Among the entries, find the lines with the string "text" and copy them.

==== DATA EXCERPTS ====

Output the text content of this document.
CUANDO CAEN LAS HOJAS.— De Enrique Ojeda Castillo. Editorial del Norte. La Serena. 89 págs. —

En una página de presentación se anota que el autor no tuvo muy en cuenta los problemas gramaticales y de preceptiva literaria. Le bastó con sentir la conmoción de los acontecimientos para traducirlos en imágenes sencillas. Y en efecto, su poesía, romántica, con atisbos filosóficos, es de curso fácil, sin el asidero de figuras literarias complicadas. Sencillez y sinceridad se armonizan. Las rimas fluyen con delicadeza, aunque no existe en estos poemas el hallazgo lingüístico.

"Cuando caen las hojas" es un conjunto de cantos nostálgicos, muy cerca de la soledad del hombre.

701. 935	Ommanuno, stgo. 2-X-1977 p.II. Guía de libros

====
==== DATA EXCERPTS ====

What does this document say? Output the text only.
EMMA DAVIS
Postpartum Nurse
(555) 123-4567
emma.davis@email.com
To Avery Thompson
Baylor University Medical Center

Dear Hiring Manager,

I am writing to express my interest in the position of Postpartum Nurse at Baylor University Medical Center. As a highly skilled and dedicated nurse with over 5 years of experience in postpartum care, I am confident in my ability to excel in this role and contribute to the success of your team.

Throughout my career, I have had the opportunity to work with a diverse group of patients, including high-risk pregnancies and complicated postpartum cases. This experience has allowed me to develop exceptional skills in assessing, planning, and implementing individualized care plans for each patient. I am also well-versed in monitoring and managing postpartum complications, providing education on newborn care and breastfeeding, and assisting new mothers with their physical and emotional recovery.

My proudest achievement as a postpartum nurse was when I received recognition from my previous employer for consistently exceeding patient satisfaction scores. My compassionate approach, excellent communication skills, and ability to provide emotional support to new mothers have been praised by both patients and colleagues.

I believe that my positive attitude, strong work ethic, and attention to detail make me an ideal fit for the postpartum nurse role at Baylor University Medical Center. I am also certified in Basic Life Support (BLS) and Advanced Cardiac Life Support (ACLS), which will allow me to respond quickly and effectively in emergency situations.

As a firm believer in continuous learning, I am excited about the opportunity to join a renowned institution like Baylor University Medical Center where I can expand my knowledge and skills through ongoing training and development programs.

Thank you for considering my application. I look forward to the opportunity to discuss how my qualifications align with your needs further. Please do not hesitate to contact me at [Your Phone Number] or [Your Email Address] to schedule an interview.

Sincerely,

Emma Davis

====

• ANSWER FOR THIS EXERCISE:
Output the text content of this document.
What does this document say? Output the text only.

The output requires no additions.